### Direction
Records follow. Select each line holding "Министерства".

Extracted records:
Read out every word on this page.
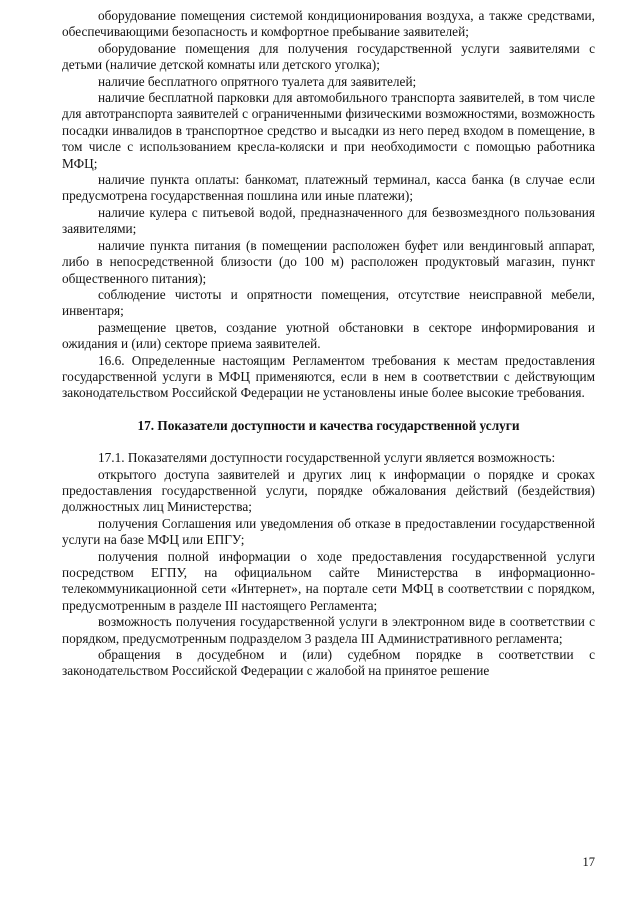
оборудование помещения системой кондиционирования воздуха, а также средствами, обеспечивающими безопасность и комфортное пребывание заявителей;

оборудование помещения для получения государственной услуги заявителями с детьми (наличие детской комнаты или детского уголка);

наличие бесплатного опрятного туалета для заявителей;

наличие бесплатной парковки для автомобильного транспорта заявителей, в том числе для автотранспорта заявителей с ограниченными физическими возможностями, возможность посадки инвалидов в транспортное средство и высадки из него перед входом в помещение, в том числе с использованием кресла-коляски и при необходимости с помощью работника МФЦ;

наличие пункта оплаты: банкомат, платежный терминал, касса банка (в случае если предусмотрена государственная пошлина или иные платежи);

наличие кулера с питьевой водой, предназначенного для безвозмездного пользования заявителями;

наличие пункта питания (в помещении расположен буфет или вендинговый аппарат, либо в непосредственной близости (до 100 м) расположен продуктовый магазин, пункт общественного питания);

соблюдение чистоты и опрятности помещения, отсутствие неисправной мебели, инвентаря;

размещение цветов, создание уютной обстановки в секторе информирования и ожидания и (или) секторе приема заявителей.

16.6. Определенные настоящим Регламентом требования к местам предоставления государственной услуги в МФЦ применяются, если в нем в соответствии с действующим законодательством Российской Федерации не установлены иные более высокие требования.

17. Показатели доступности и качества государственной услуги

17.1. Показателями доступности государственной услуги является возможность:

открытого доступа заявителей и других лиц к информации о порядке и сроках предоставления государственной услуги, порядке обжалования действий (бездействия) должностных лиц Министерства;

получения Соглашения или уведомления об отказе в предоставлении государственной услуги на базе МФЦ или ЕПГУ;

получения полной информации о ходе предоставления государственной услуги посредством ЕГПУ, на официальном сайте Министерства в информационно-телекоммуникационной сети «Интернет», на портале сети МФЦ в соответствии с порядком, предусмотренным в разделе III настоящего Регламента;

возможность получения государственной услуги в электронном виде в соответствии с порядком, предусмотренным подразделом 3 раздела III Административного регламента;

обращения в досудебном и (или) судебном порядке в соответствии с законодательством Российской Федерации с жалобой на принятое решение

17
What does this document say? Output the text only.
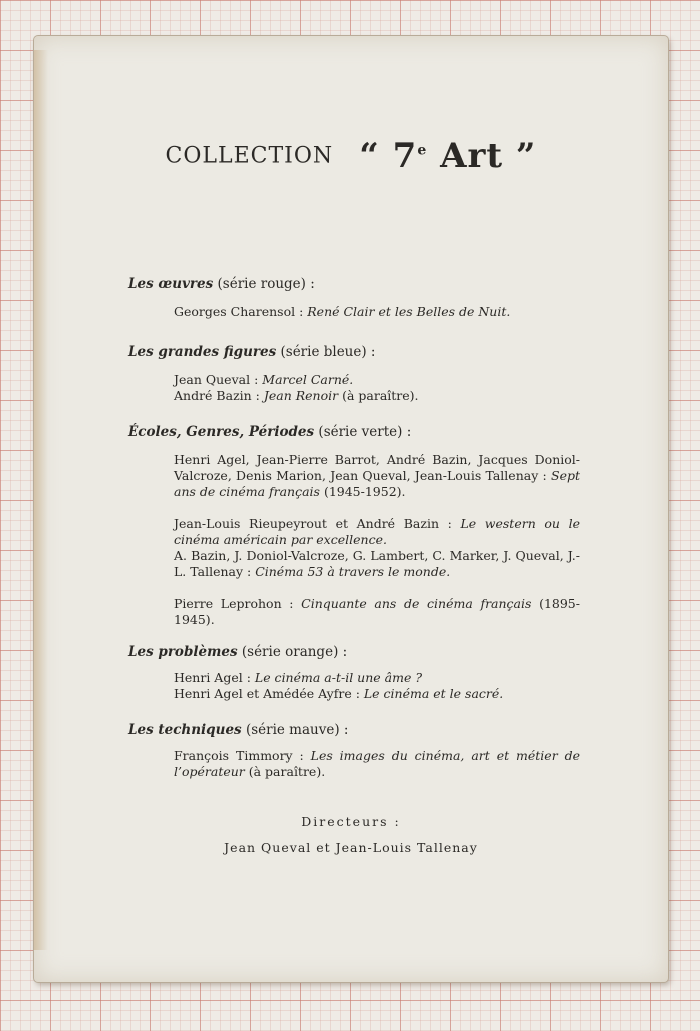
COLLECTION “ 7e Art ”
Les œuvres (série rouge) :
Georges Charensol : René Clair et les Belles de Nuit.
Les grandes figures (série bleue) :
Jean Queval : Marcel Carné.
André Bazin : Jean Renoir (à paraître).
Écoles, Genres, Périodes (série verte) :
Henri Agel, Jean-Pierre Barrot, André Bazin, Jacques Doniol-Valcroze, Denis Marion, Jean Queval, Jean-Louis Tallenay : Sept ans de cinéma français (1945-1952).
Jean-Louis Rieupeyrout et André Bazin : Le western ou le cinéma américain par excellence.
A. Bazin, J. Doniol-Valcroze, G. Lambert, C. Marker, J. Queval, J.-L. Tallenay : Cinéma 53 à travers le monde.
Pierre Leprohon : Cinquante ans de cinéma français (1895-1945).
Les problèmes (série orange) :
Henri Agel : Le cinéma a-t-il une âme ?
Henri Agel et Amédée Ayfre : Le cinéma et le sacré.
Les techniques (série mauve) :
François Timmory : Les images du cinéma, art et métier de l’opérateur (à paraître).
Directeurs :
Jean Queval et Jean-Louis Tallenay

---

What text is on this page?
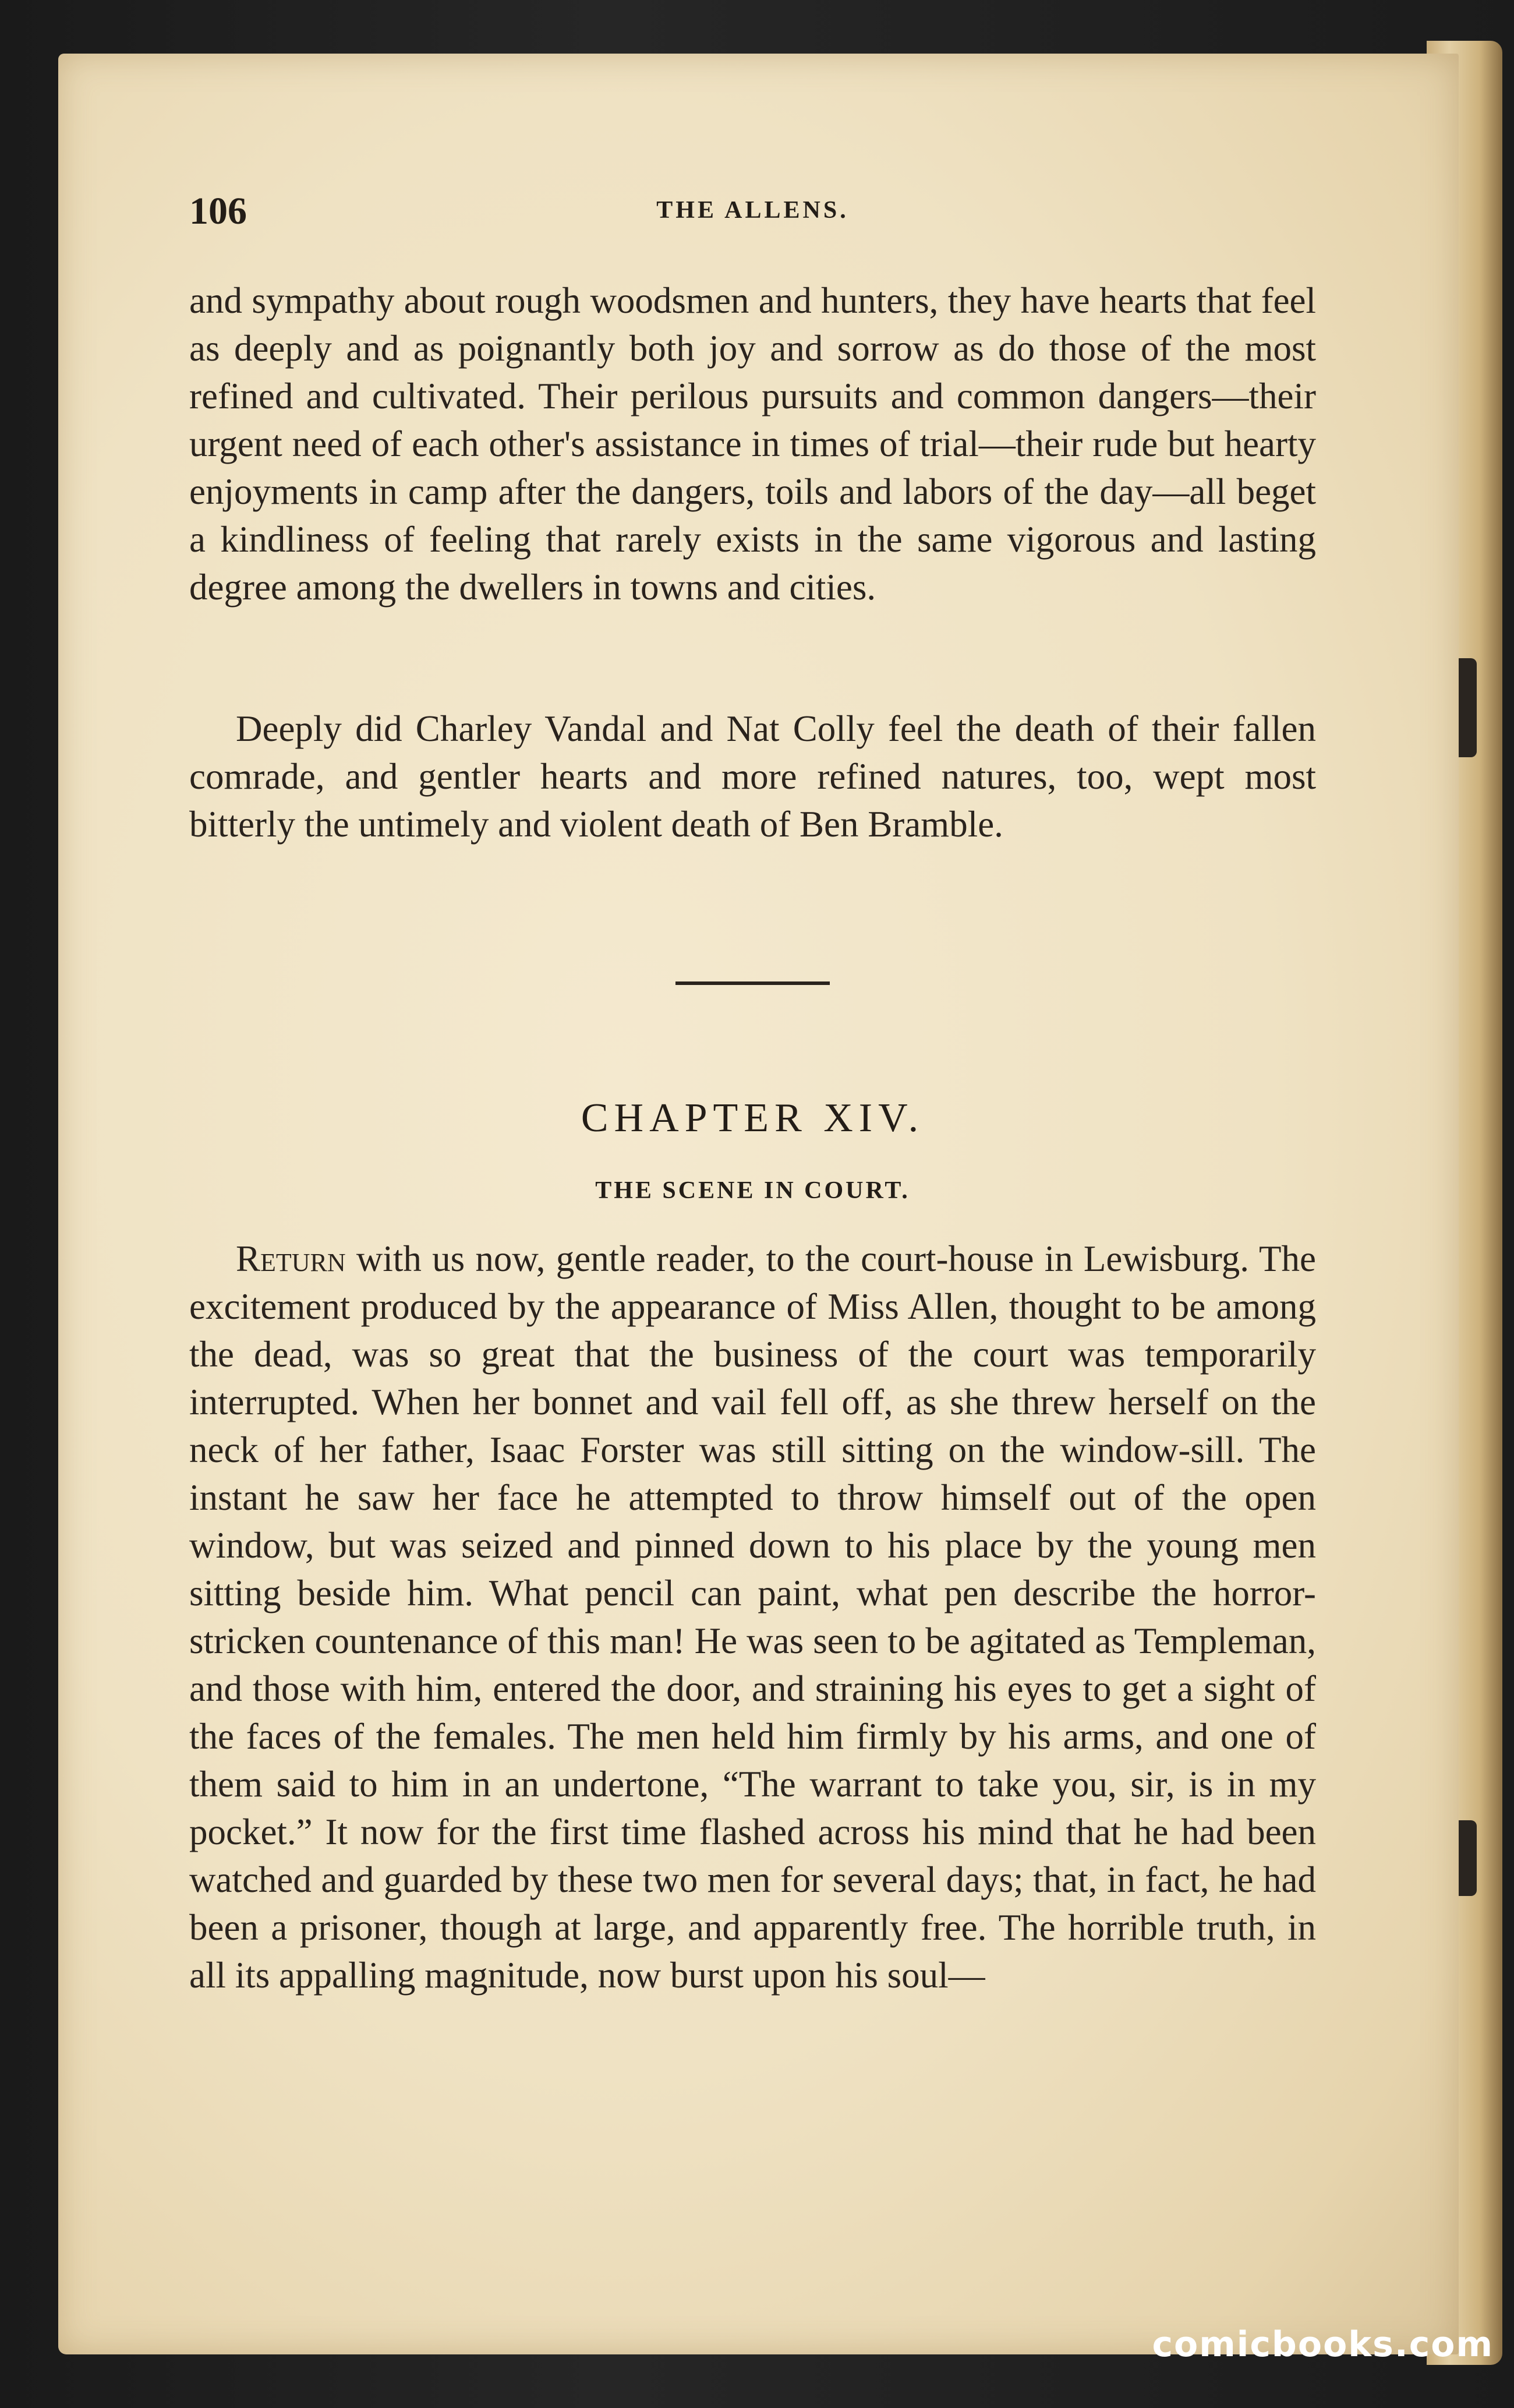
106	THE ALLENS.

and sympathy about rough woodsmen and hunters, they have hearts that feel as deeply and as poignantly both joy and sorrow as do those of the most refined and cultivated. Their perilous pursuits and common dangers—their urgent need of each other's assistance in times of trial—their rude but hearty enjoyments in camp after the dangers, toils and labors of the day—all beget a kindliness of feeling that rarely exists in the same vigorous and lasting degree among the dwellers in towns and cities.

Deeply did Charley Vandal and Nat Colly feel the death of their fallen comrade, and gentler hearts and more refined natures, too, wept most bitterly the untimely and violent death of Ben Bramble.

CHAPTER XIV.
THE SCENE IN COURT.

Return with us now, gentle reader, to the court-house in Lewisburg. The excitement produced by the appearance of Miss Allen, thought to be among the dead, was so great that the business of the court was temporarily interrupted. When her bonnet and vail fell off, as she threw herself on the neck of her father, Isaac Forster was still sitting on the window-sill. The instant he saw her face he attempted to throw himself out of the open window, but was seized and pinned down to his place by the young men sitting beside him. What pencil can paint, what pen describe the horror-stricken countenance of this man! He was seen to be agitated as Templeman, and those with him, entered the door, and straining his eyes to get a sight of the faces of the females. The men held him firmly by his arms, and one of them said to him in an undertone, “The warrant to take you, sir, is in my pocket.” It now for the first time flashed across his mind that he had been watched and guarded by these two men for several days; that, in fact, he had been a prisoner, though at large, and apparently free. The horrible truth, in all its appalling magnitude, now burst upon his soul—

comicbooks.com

### Answer to the task
открытого доступа заявителей и других лиц к информации о порядке и сроках предоставления государственной услуги, порядке обжалования действий (бездействия) должностных лиц Министерства;
получения полной информации о ходе предоставления государственной услуги посредством ЕГПУ, на официальном сайте Министерства в информационно-телекоммуникационной сети «Интернет», на портале сети МФЦ в соответствии с порядком, предусмотренным в разделе III настоящего Регламента;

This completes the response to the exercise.